((

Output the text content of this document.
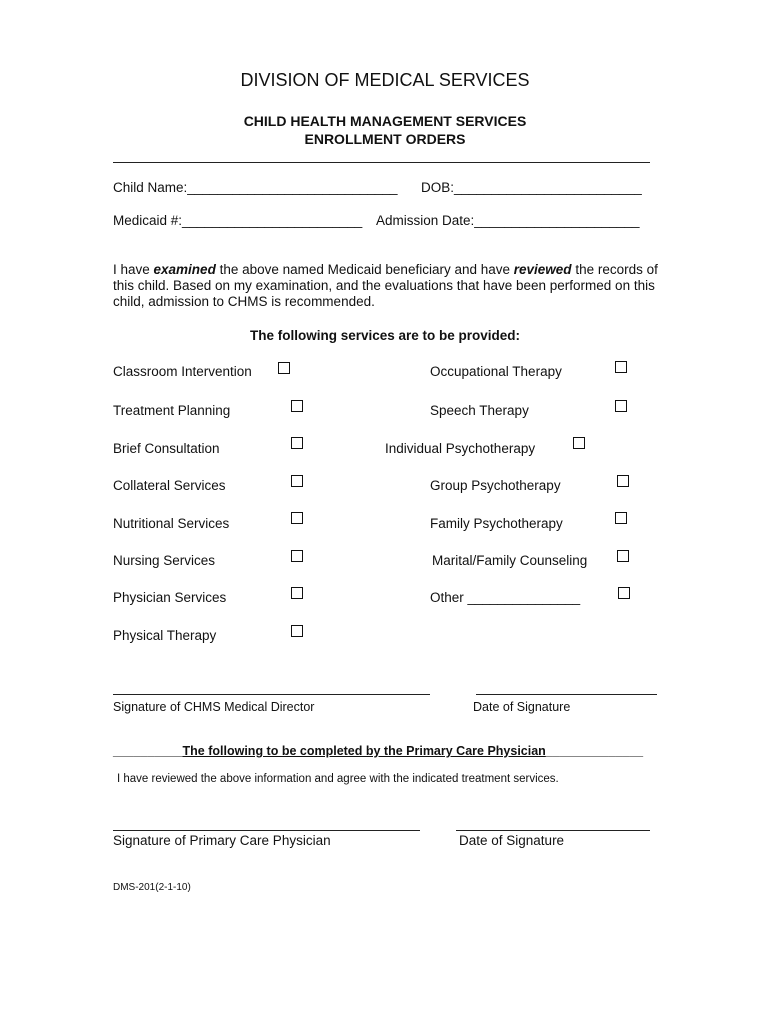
DIVISION OF MEDICAL SERVICES
CHILD HEALTH MANAGEMENT SERVICES
ENROLLMENT ORDERS
Child Name:____________________________ DOB:_________________________
Medicaid #:________________________ Admission Date:______________________
I have examined the above named Medicaid beneficiary and have reviewed the records of this child. Based on my examination, and the evaluations that have been performed on this child, admission to CHMS is recommended.
The following services are to be provided:
Classroom Intervention
Treatment Planning
Brief Consultation
Collateral Services
Nutritional Services
Nursing Services
Physician Services
Physical Therapy
Occupational Therapy
Speech Therapy
Individual Psychotherapy
Group Psychotherapy
Family Psychotherapy
Marital/Family Counseling
Other _______________
Signature of CHMS Medical Director	Date of Signature
__________The following to be completed by the Primary Care Physician______________
I have reviewed the above information and agree with the indicated treatment services.
Signature of Primary Care Physician	Date of Signature
DMS-201(2-1-10)
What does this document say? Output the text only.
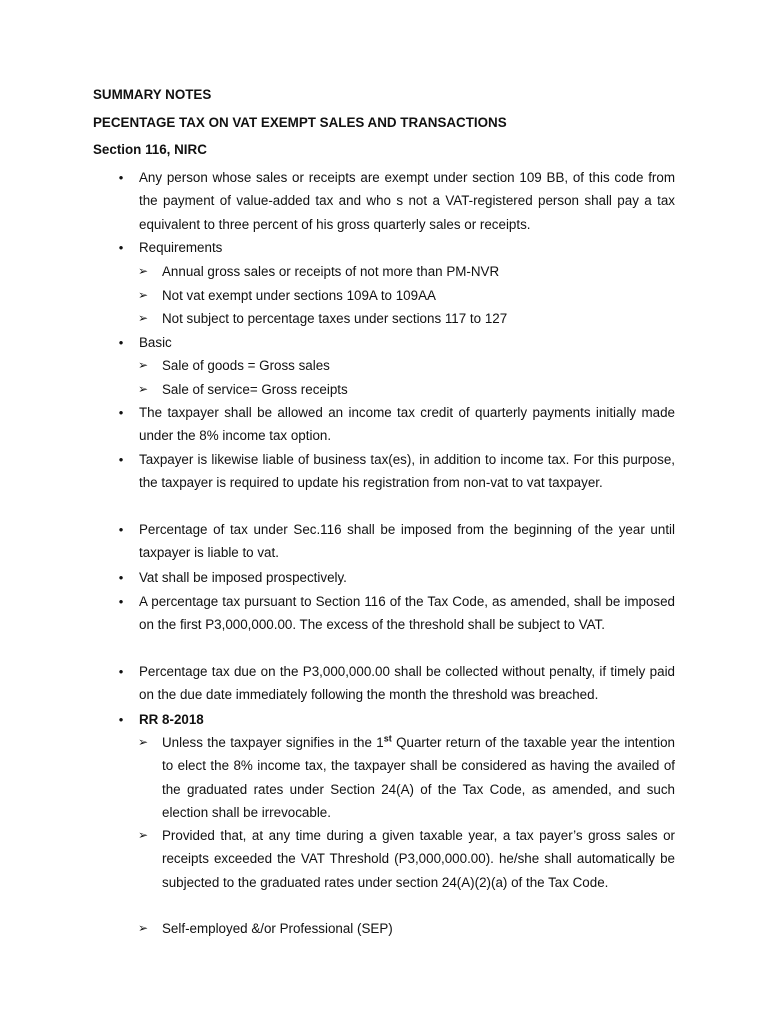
SUMMARY NOTES
PECENTAGE TAX ON VAT EXEMPT SALES AND TRANSACTIONS
Section 116, NIRC
• Any person whose sales or receipts are exempt under section 109 BB, of this code from the payment of value-added tax and who s not a VAT-registered person shall pay a tax equivalent to three percent of his gross quarterly sales or receipts.
• Requirements
➢ Annual gross sales or receipts of not more than PM-NVR
➢ Not vat exempt under sections 109A to 109AA
➢ Not subject to percentage taxes under sections 117 to 127
• Basic
➢ Sale of goods = Gross sales
➢ Sale of service= Gross receipts
• The taxpayer shall be allowed an income tax credit of quarterly payments initially made under the 8% income tax option.
• Taxpayer is likewise liable of business tax(es), in addition to income tax. For this purpose, the taxpayer is required to update his registration from non-vat to vat taxpayer.
• Percentage of tax under Sec.116 shall be imposed from the beginning of the year until taxpayer is liable to vat.
• Vat shall be imposed prospectively.
• A percentage tax pursuant to Section 116 of the Tax Code, as amended, shall be imposed on the first P3,000,000.00. The excess of the threshold shall be subject to VAT.
• Percentage tax due on the P3,000,000.00 shall be collected without penalty, if timely paid on the due date immediately following the month the threshold was breached.
• RR 8-2018
➢ Unless the taxpayer signifies in the 1st Quarter return of the taxable year the intention to elect the 8% income tax, the taxpayer shall be considered as having the availed of the graduated rates under Section 24(A) of the Tax Code, as amended, and such election shall be irrevocable.
➢ Provided that, at any time during a given taxable year, a tax payer’s gross sales or receipts exceeded the VAT Threshold (P3,000,000.00). he/she shall automatically be subjected to the graduated rates under section 24(A)(2)(a) of the Tax Code.
➢ Self-employed &/or Professional (SEP)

))

Work instructions:
Pictures in the records above are not copied; print everything else exactly.

Full answer:
Output the text content of this document.
DIVISION OF MEDICAL SERVICES
CHILD HEALTH MANAGEMENT SERVICES
ENROLLMENT ORDERS
Child Name:____________________________ DOB:_________________________
Medicaid #:________________________ Admission Date:______________________
I have examined the above named Medicaid beneficiary and have reviewed the records of this child. Based on my examination, and the evaluations that have been performed on this child, admission to CHMS is recommended.
The following services are to be provided:
Classroom Intervention
Treatment Planning
Brief Consultation
Collateral Services
Nutritional Services
Nursing Services
Physician Services
Physical Therapy
Occupational Therapy
Speech Therapy
Individual Psychotherapy
Group Psychotherapy
Family Psychotherapy
Marital/Family Counseling
Other _______________
Signature of CHMS Medical Director	Date of Signature
__________The following to be completed by the Primary Care Physician______________
I have reviewed the above information and agree with the indicated treatment services.
Signature of Primary Care Physician	Date of Signature
DMS-201(2-1-10)
What does this document say? Output the text only.
SUMMARY NOTES
PECENTAGE TAX ON VAT EXEMPT SALES AND TRANSACTIONS
Section 116, NIRC
• Any person whose sales or receipts are exempt under section 109 BB, of this code from the payment of value-added tax and who s not a VAT-registered person shall pay a tax equivalent to three percent of his gross quarterly sales or receipts.
• Requirements
➢ Annual gross sales or receipts of not more than PM-NVR
➢ Not vat exempt under sections 109A to 109AA
➢ Not subject to percentage taxes under sections 117 to 127
• Basic
➢ Sale of goods = Gross sales
➢ Sale of service= Gross receipts
• The taxpayer shall be allowed an income tax credit of quarterly payments initially made under the 8% income tax option.
• Taxpayer is likewise liable of business tax(es), in addition to income tax. For this purpose, the taxpayer is required to update his registration from non-vat to vat taxpayer.
• Percentage of tax under Sec.116 shall be imposed from the beginning of the year until taxpayer is liable to vat.
• Vat shall be imposed prospectively.
• A percentage tax pursuant to Section 116 of the Tax Code, as amended, shall be imposed on the first P3,000,000.00. The excess of the threshold shall be subject to VAT.
• Percentage tax due on the P3,000,000.00 shall be collected without penalty, if timely paid on the due date immediately following the month the threshold was breached.
• RR 8-2018
➢ Unless the taxpayer signifies in the 1st Quarter return of the taxable year the intention to elect the 8% income tax, the taxpayer shall be considered as having the availed of the graduated rates under Section 24(A) of the Tax Code, as amended, and such election shall be irrevocable.
➢ Provided that, at any time during a given taxable year, a tax payer’s gross sales or receipts exceeded the VAT Threshold (P3,000,000.00). he/she shall automatically be subjected to the graduated rates under section 24(A)(2)(a) of the Tax Code.
➢ Self-employed &/or Professional (SEP)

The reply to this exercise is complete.